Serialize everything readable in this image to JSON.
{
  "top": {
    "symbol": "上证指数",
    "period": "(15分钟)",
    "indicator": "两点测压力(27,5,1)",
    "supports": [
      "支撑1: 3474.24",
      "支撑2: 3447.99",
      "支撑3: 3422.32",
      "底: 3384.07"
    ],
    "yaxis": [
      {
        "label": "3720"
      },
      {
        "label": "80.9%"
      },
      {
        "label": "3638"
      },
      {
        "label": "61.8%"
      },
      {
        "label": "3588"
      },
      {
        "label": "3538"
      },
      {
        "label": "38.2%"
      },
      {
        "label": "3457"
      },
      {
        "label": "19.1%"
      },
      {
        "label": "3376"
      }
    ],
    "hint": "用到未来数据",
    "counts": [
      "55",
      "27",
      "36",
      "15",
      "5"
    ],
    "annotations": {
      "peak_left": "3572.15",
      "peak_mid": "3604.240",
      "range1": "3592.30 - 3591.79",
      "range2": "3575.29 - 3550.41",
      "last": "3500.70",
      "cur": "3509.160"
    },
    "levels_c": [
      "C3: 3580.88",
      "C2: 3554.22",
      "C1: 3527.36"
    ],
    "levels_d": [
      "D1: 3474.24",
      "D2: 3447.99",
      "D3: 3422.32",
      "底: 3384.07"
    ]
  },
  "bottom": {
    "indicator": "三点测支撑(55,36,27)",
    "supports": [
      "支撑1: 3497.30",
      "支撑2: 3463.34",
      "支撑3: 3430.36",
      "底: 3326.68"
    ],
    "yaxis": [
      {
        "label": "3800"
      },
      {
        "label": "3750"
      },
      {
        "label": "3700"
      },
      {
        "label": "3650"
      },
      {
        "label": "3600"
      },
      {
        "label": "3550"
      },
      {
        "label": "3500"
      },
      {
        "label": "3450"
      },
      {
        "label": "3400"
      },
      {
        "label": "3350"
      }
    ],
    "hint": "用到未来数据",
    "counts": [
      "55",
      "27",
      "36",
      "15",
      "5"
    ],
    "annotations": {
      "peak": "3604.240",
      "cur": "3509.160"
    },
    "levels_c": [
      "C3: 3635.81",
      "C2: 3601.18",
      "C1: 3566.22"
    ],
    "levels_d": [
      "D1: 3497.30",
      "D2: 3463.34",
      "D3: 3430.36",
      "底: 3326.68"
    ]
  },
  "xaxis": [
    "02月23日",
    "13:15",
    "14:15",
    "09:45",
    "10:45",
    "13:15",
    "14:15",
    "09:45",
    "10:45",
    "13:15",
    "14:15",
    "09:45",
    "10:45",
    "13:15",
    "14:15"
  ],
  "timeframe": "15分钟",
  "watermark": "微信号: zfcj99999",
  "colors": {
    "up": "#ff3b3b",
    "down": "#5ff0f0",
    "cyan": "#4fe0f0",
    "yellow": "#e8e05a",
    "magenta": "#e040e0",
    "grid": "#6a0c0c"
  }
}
■ ■ ■ ■ ■
= What is needed =
Locate all lines that include the word "indicator" and copy them out.

= Reply =
    "indicator": "两点测压力(27,5,1)",
    "indicator": "三点测支撑(55,36,27)",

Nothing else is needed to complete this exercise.